_Listing_:
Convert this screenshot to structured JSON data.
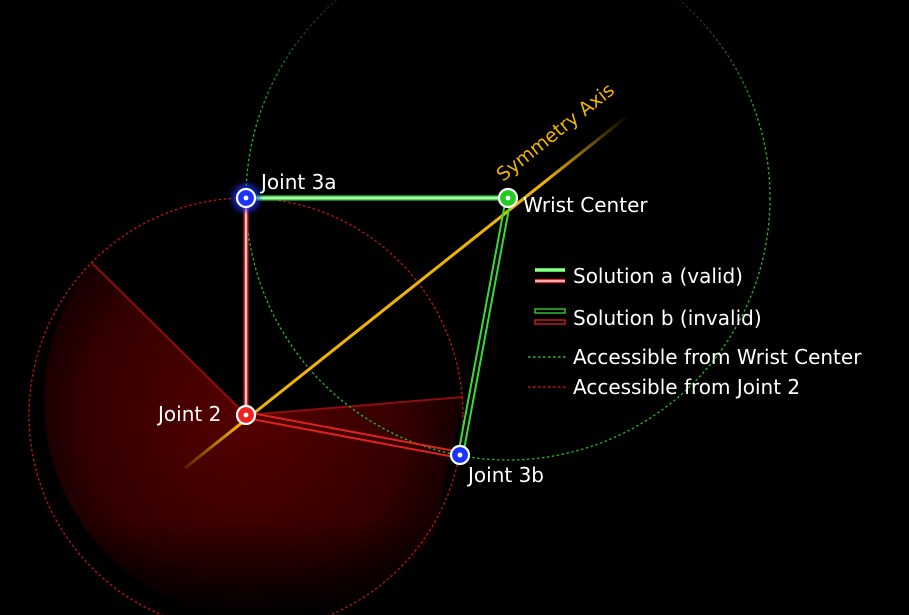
{
  "colors": {
    "background": "#000000",
    "symmetry_axis": "#f0b400",
    "solution_a_green": "#55ff55",
    "solution_a_red": "#ff4444",
    "solution_b_green": "#33dd33",
    "solution_b_red": "#dd2222",
    "joint3_blue": "#1a33ff",
    "wrist_green": "#22cc22",
    "joint2_red": "#ee2222",
    "accessible_wrist": "#22bb22",
    "accessible_joint2": "#cc1111",
    "reach_region": "#5a0000"
  },
  "labels": {
    "joint3a": "Joint 3a",
    "joint3b": "Joint 3b",
    "joint2": "Joint 2",
    "wrist_center": "Wrist Center",
    "symmetry_axis": "Symmetry Axis"
  },
  "legend": {
    "solution_a": "Solution a (valid)",
    "solution_b": "Solution b (invalid)",
    "accessible_wrist": "Accessible from Wrist Center",
    "accessible_joint2": "Accessible from Joint 2"
  }
}
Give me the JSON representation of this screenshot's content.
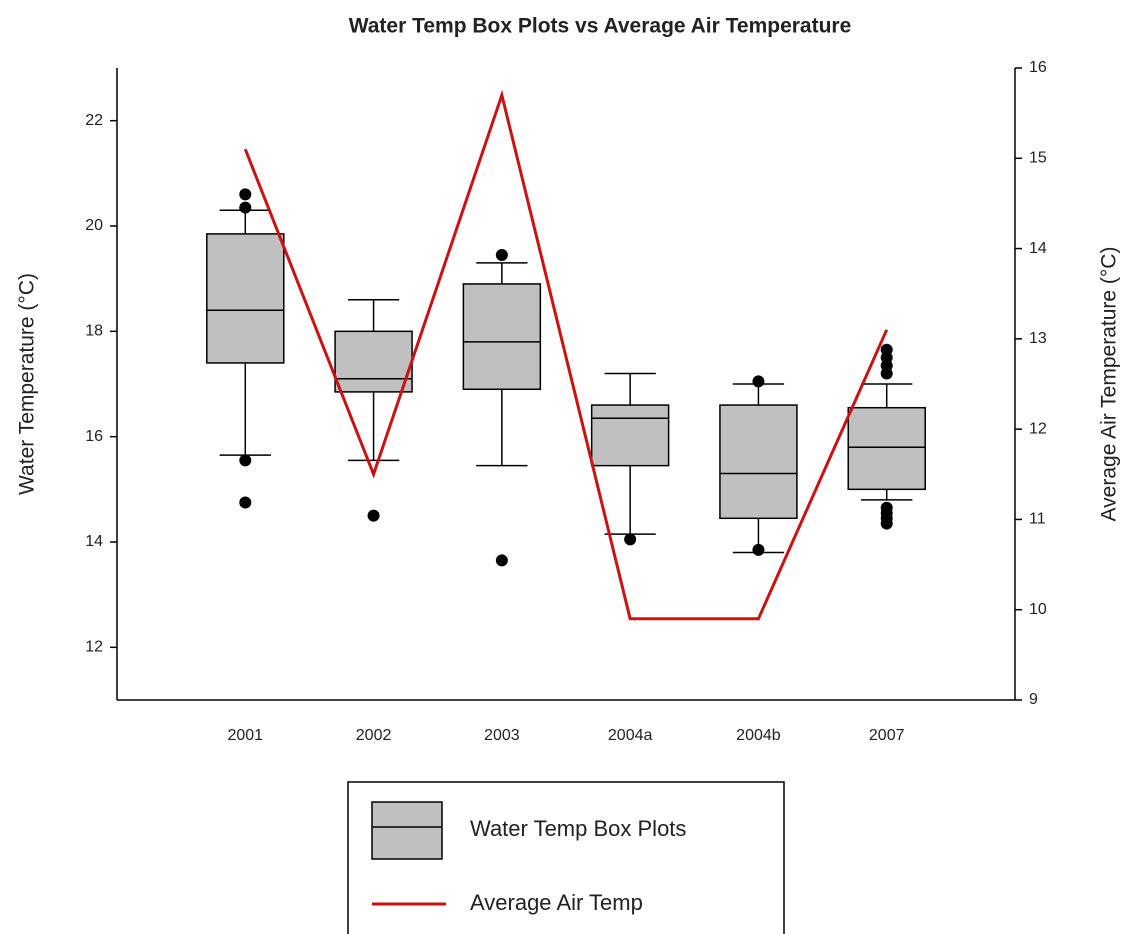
{
  "chart_data": {
    "type": "box",
    "title": "Water Temp Box Plots vs Average Air Temperature",
    "ylabel": "Water Temperature (°C)",
    "y2label": "Average Air Temperature (°C)",
    "categories": [
      "2001",
      "2002",
      "2003",
      "2004a",
      "2004b",
      "2007"
    ],
    "ylim": [
      11,
      23
    ],
    "yticks": [
      12,
      14,
      16,
      18,
      20,
      22
    ],
    "y2lim": [
      9,
      16
    ],
    "y2ticks": [
      9,
      10,
      11,
      12,
      13,
      14,
      15,
      16
    ],
    "series": [
      {
        "name": "Water Temp Box Plots",
        "type": "box",
        "color": "#c0c0c0",
        "whislo": [
          15.65,
          15.55,
          15.45,
          14.15,
          13.8,
          14.8
        ],
        "q1": [
          17.4,
          16.85,
          16.9,
          15.45,
          14.45,
          15.0
        ],
        "median": [
          18.4,
          17.1,
          17.8,
          16.35,
          15.3,
          15.8
        ],
        "q3": [
          19.85,
          18.0,
          18.9,
          16.6,
          16.6,
          16.55
        ],
        "whishi": [
          20.3,
          18.6,
          19.3,
          17.2,
          17.0,
          17.0
        ],
        "outliers": [
          [
            14.75,
            15.55,
            20.35,
            20.6
          ],
          [
            14.5
          ],
          [
            13.65,
            19.45
          ],
          [
            14.05
          ],
          [
            13.85,
            17.05
          ],
          [
            14.35,
            14.45,
            14.55,
            14.65,
            17.2,
            17.35,
            17.5,
            17.65
          ]
        ]
      },
      {
        "name": "Average Air Temp",
        "type": "line",
        "axis": "y2",
        "color": "#cc1111",
        "values": [
          15.1,
          11.5,
          15.7,
          9.9,
          9.9,
          13.1
        ]
      }
    ]
  }
}
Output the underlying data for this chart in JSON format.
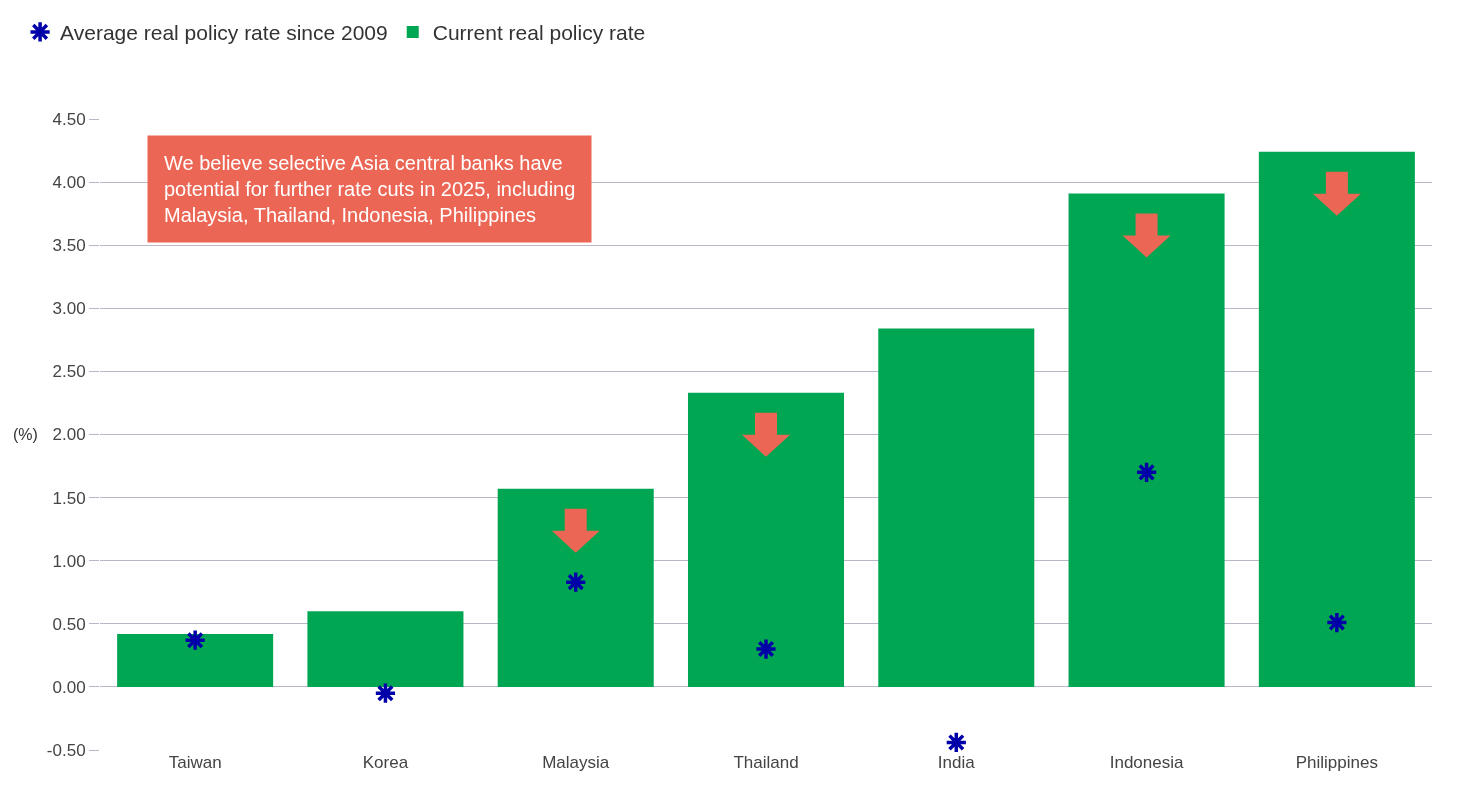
{
  "chart_data": {
    "type": "bar",
    "ylabel": "(%)",
    "categories": [
      "Taiwan",
      "Korea",
      "Malaysia",
      "Thailand",
      "India",
      "Indonesia",
      "Philippines"
    ],
    "series": [
      {
        "name": "Current real policy rate",
        "color": "#00a651",
        "values": [
          0.42,
          0.6,
          1.57,
          2.33,
          2.84,
          3.91,
          4.24
        ]
      },
      {
        "name": "Average real policy rate since 2009",
        "type": "scatter",
        "color": "#0000a8",
        "marker": "cross",
        "x": [
          "Taiwan",
          "Korea",
          "Malaysia",
          "Thailand",
          "India",
          "Indonesia",
          "Philippines"
        ],
        "values": [
          0.37,
          -0.05,
          0.83,
          0.3,
          -0.44,
          1.7,
          0.51
        ]
      }
    ],
    "annotations": [
      "We believe selective Asia central banks have potential for further rate cuts in 2025, including Malaysia, Thailand, Indonesia, Philippines"
    ],
    "ylim": [
      -0.5,
      4.5
    ],
    "yticks": [
      {
        "value": -0.5,
        "label": "-0.50"
      },
      {
        "value": 0,
        "label": "0.00"
      },
      {
        "value": 0.5,
        "label": "0.50"
      },
      {
        "value": 1,
        "label": "1.00"
      },
      {
        "value": 1.5,
        "label": "1.50"
      },
      {
        "value": 2,
        "label": "2.00"
      },
      {
        "value": 2.5,
        "label": "2.50"
      },
      {
        "value": 3,
        "label": "3.00"
      },
      {
        "value": 3.5,
        "label": "3.50"
      },
      {
        "value": 4,
        "label": "4.00"
      },
      {
        "value": 4.5,
        "label": "4.50"
      }
    ],
    "grid": "y",
    "legend": "top left"
  }
}
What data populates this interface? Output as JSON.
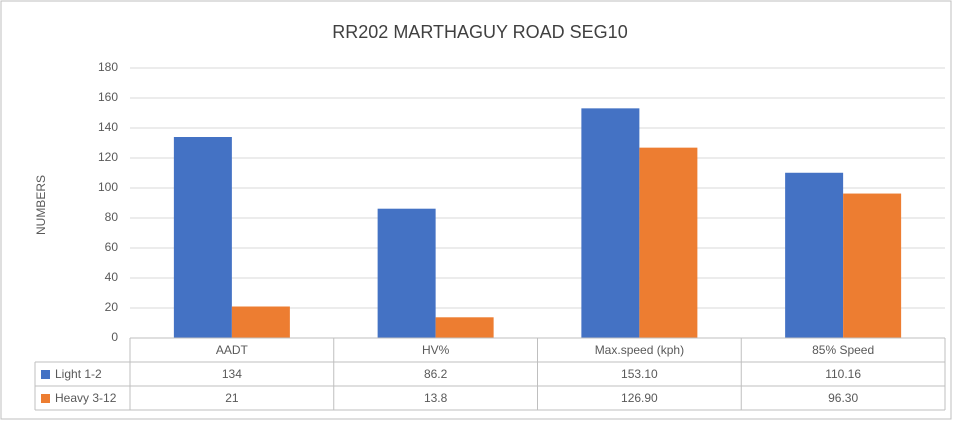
{
  "chart_data": {
    "type": "bar",
    "title": "RR202 MARTHAGUY ROAD SEG10",
    "y_label": "NUMBERS",
    "categories": [
      "AADT",
      "HV%",
      "Max.speed (kph)",
      "85% Speed"
    ],
    "series": [
      {
        "name": "Light  1-2",
        "color": "#4472c4",
        "values": [
          134,
          86.2,
          153.1,
          110.16
        ],
        "value_labels": [
          "134",
          "86.2",
          "153.10",
          "110.16"
        ]
      },
      {
        "name": "Heavy 3-12",
        "color": "#ed7d31",
        "values": [
          21,
          13.8,
          126.9,
          96.3
        ],
        "value_labels": [
          "21",
          "13.8",
          "126.90",
          "96.30"
        ]
      }
    ],
    "ylim": [
      0,
      180
    ],
    "yticks": [
      0,
      20,
      40,
      60,
      80,
      100,
      120,
      140,
      160,
      180
    ],
    "grid": true
  }
}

_Exercise task_: Leave out the pictures and output every record above precisely as given.

_Exercise output_:
Convert this screenshot to structured JSON data.
{
  "colors": {
    "background": "#000000",
    "symmetry_axis": "#f0b400",
    "solution_a_green": "#55ff55",
    "solution_a_red": "#ff4444",
    "solution_b_green": "#33dd33",
    "solution_b_red": "#dd2222",
    "joint3_blue": "#1a33ff",
    "wrist_green": "#22cc22",
    "joint2_red": "#ee2222",
    "accessible_wrist": "#22bb22",
    "accessible_joint2": "#cc1111",
    "reach_region": "#5a0000"
  },
  "labels": {
    "joint3a": "Joint 3a",
    "joint3b": "Joint 3b",
    "joint2": "Joint 2",
    "wrist_center": "Wrist Center",
    "symmetry_axis": "Symmetry Axis"
  },
  "legend": {
    "solution_a": "Solution a (valid)",
    "solution_b": "Solution b (invalid)",
    "accessible_wrist": "Accessible from Wrist Center",
    "accessible_joint2": "Accessible from Joint 2"
  }
}
Give me the JSON representation of this screenshot's content.
{
  "chart_data": {
    "type": "box",
    "title": "Water Temp Box Plots vs Average Air Temperature",
    "ylabel": "Water Temperature (°C)",
    "y2label": "Average Air Temperature (°C)",
    "categories": [
      "2001",
      "2002",
      "2003",
      "2004a",
      "2004b",
      "2007"
    ],
    "ylim": [
      11,
      23
    ],
    "yticks": [
      12,
      14,
      16,
      18,
      20,
      22
    ],
    "y2lim": [
      9,
      16
    ],
    "y2ticks": [
      9,
      10,
      11,
      12,
      13,
      14,
      15,
      16
    ],
    "series": [
      {
        "name": "Water Temp Box Plots",
        "type": "box",
        "color": "#c0c0c0",
        "whislo": [
          15.65,
          15.55,
          15.45,
          14.15,
          13.8,
          14.8
        ],
        "q1": [
          17.4,
          16.85,
          16.9,
          15.45,
          14.45,
          15.0
        ],
        "median": [
          18.4,
          17.1,
          17.8,
          16.35,
          15.3,
          15.8
        ],
        "q3": [
          19.85,
          18.0,
          18.9,
          16.6,
          16.6,
          16.55
        ],
        "whishi": [
          20.3,
          18.6,
          19.3,
          17.2,
          17.0,
          17.0
        ],
        "outliers": [
          [
            14.75,
            15.55,
            20.35,
            20.6
          ],
          [
            14.5
          ],
          [
            13.65,
            19.45
          ],
          [
            14.05
          ],
          [
            13.85,
            17.05
          ],
          [
            14.35,
            14.45,
            14.55,
            14.65,
            17.2,
            17.35,
            17.5,
            17.65
          ]
        ]
      },
      {
        "name": "Average Air Temp",
        "type": "line",
        "axis": "y2",
        "color": "#cc1111",
        "values": [
          15.1,
          11.5,
          15.7,
          9.9,
          9.9,
          13.1
        ]
      }
    ]
  }
}
Output the underlying data for this chart in JSON format.
{
  "chart_data": {
    "type": "bar",
    "ylabel": "(%)",
    "categories": [
      "Taiwan",
      "Korea",
      "Malaysia",
      "Thailand",
      "India",
      "Indonesia",
      "Philippines"
    ],
    "series": [
      {
        "name": "Current real policy rate",
        "color": "#00a651",
        "values": [
          0.42,
          0.6,
          1.57,
          2.33,
          2.84,
          3.91,
          4.24
        ]
      },
      {
        "name": "Average real policy rate since 2009",
        "type": "scatter",
        "color": "#0000a8",
        "marker": "cross",
        "x": [
          "Taiwan",
          "Korea",
          "Malaysia",
          "Thailand",
          "India",
          "Indonesia",
          "Philippines"
        ],
        "values": [
          0.37,
          -0.05,
          0.83,
          0.3,
          -0.44,
          1.7,
          0.51
        ]
      }
    ],
    "annotations": [
      "We believe selective Asia central banks have potential for further rate cuts in 2025, including Malaysia, Thailand, Indonesia, Philippines"
    ],
    "ylim": [
      -0.5,
      4.5
    ],
    "yticks": [
      {
        "value": -0.5,
        "label": "-0.50"
      },
      {
        "value": 0,
        "label": "0.00"
      },
      {
        "value": 0.5,
        "label": "0.50"
      },
      {
        "value": 1,
        "label": "1.00"
      },
      {
        "value": 1.5,
        "label": "1.50"
      },
      {
        "value": 2,
        "label": "2.00"
      },
      {
        "value": 2.5,
        "label": "2.50"
      },
      {
        "value": 3,
        "label": "3.00"
      },
      {
        "value": 3.5,
        "label": "3.50"
      },
      {
        "value": 4,
        "label": "4.00"
      },
      {
        "value": 4.5,
        "label": "4.50"
      }
    ],
    "grid": "y",
    "legend": "top left"
  }
}
What data populates this interface? Output as JSON.
{
  "chart_data": {
    "type": "bar",
    "title": "RR202 MARTHAGUY ROAD SEG10",
    "y_label": "NUMBERS",
    "categories": [
      "AADT",
      "HV%",
      "Max.speed (kph)",
      "85% Speed"
    ],
    "series": [
      {
        "name": "Light  1-2",
        "color": "#4472c4",
        "values": [
          134,
          86.2,
          153.1,
          110.16
        ],
        "value_labels": [
          "134",
          "86.2",
          "153.10",
          "110.16"
        ]
      },
      {
        "name": "Heavy 3-12",
        "color": "#ed7d31",
        "values": [
          21,
          13.8,
          126.9,
          96.3
        ],
        "value_labels": [
          "21",
          "13.8",
          "126.90",
          "96.30"
        ]
      }
    ],
    "ylim": [
      0,
      180
    ],
    "yticks": [
      0,
      20,
      40,
      60,
      80,
      100,
      120,
      140,
      160,
      180
    ],
    "grid": true
  }
}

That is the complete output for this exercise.